## Records

>>>

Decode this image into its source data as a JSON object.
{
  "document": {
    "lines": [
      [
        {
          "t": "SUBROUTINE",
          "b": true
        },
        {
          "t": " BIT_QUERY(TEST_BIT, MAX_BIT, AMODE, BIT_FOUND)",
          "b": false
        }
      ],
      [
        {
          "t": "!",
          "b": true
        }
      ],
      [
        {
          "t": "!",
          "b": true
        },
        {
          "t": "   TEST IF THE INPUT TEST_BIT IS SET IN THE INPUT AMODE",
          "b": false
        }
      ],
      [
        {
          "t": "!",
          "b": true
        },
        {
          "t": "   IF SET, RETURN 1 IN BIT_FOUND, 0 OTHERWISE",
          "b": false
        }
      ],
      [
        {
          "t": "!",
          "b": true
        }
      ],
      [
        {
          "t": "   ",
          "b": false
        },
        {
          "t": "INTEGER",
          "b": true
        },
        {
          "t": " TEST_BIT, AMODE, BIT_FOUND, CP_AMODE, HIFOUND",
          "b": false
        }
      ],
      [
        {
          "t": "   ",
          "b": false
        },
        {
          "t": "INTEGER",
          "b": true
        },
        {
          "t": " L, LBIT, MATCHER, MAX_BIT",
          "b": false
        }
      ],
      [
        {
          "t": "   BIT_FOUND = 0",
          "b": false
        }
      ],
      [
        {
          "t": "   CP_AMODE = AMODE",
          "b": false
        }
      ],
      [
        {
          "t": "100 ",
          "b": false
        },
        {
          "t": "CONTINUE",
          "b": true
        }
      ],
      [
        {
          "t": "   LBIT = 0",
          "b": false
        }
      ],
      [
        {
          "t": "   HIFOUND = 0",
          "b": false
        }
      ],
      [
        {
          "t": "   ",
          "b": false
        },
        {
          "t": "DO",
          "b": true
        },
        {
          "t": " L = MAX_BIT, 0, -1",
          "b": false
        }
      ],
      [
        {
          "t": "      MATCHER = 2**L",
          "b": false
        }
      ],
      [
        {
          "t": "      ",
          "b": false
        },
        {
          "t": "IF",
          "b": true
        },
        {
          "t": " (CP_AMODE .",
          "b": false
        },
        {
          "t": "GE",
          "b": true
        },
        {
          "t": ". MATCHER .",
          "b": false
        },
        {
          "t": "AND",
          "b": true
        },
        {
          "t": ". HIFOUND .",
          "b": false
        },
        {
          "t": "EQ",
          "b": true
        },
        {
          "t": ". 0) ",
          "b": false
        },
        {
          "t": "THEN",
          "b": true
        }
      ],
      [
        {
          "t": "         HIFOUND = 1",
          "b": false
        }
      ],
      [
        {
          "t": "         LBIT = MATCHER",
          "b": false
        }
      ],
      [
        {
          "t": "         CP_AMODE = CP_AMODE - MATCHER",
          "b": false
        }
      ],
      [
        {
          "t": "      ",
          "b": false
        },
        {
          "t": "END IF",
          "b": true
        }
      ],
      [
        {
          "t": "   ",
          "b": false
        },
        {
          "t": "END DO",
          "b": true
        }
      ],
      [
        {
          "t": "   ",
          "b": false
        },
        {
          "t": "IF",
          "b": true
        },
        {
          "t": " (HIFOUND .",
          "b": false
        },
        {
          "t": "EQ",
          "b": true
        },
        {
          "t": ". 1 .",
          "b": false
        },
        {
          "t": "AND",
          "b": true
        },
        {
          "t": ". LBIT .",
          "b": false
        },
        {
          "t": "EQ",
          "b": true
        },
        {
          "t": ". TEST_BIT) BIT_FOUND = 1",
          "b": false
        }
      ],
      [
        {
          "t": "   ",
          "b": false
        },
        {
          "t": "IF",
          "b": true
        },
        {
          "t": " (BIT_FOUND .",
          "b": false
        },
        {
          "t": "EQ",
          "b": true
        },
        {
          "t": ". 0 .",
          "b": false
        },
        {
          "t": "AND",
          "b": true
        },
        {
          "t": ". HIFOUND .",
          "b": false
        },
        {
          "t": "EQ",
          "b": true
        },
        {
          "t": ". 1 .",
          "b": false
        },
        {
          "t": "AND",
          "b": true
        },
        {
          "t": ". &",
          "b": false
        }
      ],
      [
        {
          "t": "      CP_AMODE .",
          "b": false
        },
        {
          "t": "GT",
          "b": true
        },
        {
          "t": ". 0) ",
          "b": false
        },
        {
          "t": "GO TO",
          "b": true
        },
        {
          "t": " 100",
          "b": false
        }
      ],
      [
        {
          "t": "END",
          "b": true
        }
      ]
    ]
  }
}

<<<

## Work to do
Filter the entries and copy out every line with the word "LBIT".

## Full answer
          "t": " L, LBIT, MATCHER, MAX_BIT",
          "t": "   LBIT = 0",
          "t": "         LBIT = MATCHER",
          "t": ". LBIT .",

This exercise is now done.